=== Records for this exercise ===

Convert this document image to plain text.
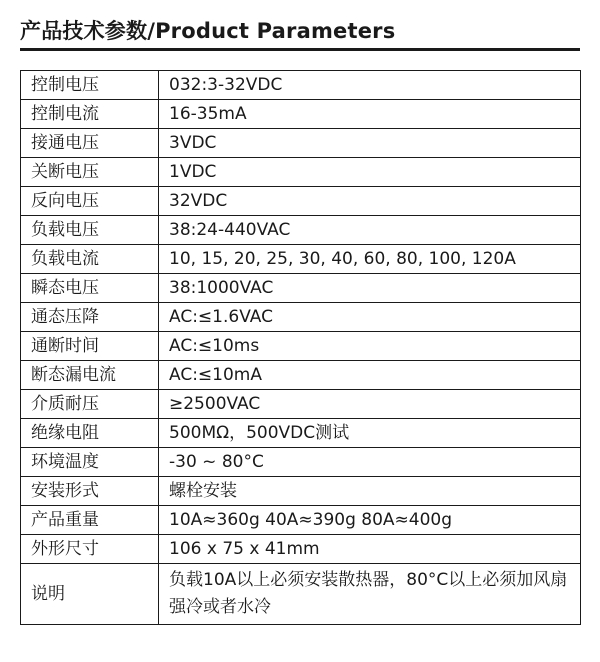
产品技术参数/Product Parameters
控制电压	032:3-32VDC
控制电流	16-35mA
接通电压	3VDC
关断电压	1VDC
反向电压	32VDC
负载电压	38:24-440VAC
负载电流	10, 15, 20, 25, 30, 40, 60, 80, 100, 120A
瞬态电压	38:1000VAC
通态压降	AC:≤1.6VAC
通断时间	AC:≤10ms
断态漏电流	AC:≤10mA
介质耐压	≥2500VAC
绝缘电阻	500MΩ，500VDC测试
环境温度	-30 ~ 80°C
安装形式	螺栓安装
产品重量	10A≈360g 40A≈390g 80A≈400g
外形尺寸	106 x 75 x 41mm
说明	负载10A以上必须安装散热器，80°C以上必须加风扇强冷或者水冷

===
=== Records for this exercise ===

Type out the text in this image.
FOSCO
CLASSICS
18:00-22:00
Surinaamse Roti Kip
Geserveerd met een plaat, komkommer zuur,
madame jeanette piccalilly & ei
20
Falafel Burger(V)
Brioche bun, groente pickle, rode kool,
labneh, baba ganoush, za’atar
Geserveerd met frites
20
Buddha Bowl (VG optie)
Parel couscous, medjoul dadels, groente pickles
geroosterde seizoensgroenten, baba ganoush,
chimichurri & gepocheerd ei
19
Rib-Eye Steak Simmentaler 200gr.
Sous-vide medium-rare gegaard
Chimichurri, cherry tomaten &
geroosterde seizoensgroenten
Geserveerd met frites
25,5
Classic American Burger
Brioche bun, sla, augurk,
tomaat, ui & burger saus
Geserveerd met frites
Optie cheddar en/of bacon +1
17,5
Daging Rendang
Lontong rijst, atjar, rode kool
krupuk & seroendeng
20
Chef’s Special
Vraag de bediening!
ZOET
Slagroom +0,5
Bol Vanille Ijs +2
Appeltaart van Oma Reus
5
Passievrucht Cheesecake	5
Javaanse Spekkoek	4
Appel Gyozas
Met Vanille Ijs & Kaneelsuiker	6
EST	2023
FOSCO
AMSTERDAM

===

▶ [What the exercise asks]:
Look through the material and copy each line that has "Vanille".

▶ [Worked answer]:
Bol Vanille Ijs +2
Met Vanille Ijs & Kaneelsuiker	6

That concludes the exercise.